Required work:
Each entry that follows must be output without any deviation.

Records from a collection
━━━━━━━━
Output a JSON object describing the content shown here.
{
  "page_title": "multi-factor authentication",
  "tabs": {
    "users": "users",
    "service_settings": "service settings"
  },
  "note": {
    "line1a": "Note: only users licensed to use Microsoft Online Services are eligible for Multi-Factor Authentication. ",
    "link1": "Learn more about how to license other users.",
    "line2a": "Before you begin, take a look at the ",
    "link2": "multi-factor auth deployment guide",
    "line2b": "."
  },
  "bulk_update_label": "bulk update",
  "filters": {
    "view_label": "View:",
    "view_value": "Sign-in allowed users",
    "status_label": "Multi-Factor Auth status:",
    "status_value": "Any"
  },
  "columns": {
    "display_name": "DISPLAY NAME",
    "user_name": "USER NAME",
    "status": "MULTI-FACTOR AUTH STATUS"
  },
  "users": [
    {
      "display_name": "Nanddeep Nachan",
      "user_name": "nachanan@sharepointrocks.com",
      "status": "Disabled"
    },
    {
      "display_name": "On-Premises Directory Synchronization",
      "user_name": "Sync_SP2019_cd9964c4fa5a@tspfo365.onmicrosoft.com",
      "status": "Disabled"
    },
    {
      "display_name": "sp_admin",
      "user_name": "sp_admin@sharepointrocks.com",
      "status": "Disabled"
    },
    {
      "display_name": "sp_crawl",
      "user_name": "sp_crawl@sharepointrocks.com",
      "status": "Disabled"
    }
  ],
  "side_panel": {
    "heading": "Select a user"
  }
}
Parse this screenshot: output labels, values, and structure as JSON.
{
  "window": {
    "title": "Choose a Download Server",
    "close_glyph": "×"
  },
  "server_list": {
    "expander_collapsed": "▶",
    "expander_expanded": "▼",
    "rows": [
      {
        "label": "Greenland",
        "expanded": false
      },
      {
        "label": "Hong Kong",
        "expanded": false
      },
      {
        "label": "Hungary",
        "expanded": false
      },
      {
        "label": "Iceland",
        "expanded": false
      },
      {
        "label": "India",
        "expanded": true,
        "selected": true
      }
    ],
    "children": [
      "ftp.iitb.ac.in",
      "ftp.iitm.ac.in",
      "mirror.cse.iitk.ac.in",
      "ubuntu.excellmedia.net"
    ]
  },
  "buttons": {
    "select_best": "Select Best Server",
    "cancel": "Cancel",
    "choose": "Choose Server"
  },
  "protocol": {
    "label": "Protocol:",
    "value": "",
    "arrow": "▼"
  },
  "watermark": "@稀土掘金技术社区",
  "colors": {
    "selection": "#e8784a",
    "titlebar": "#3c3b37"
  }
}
━━━━━━━━
Written reply:
Output a JSON object describing the content shown here.
{
  "page_title": "multi-factor authentication",
  "tabs": {
    "users": "users",
    "service_settings": "service settings"
  },
  "note": {
    "line1a": "Note: only users licensed to use Microsoft Online Services are eligible for Multi-Factor Authentication. ",
    "link1": "Learn more about how to license other users.",
    "line2a": "Before you begin, take a look at the ",
    "link2": "multi-factor auth deployment guide",
    "line2b": "."
  },
  "bulk_update_label": "bulk update",
  "filters": {
    "view_label": "View:",
    "view_value": "Sign-in allowed users",
    "status_label": "Multi-Factor Auth status:",
    "status_value": "Any"
  },
  "columns": {
    "display_name": "DISPLAY NAME",
    "user_name": "USER NAME",
    "status": "MULTI-FACTOR AUTH STATUS"
  },
  "users": [
    {
      "display_name": "Nanddeep Nachan",
      "user_name": "nachanan@sharepointrocks.com",
      "status": "Disabled"
    },
    {
      "display_name": "On-Premises Directory Synchronization",
      "user_name": "Sync_SP2019_cd9964c4fa5a@tspfo365.onmicrosoft.com",
      "status": "Disabled"
    },
    {
      "display_name": "sp_admin",
      "user_name": "sp_admin@sharepointrocks.com",
      "status": "Disabled"
    },
    {
      "display_name": "sp_crawl",
      "user_name": "sp_crawl@sharepointrocks.com",
      "status": "Disabled"
    }
  ],
  "side_panel": {
    "heading": "Select a user"
  }
}
Parse this screenshot: output labels, values, and structure as JSON.
{
  "window": {
    "title": "Choose a Download Server",
    "close_glyph": "×"
  },
  "server_list": {
    "expander_collapsed": "▶",
    "expander_expanded": "▼",
    "rows": [
      {
        "label": "Greenland",
        "expanded": false
      },
      {
        "label": "Hong Kong",
        "expanded": false
      },
      {
        "label": "Hungary",
        "expanded": false
      },
      {
        "label": "Iceland",
        "expanded": false
      },
      {
        "label": "India",
        "expanded": true,
        "selected": true
      }
    ],
    "children": [
      "ftp.iitb.ac.in",
      "ftp.iitm.ac.in",
      "mirror.cse.iitk.ac.in",
      "ubuntu.excellmedia.net"
    ]
  },
  "buttons": {
    "select_best": "Select Best Server",
    "cancel": "Cancel",
    "choose": "Choose Server"
  },
  "protocol": {
    "label": "Protocol:",
    "value": "",
    "arrow": "▼"
  },
  "watermark": "@稀土掘金技术社区",
  "colors": {
    "selection": "#e8784a",
    "titlebar": "#3c3b37"
  }
}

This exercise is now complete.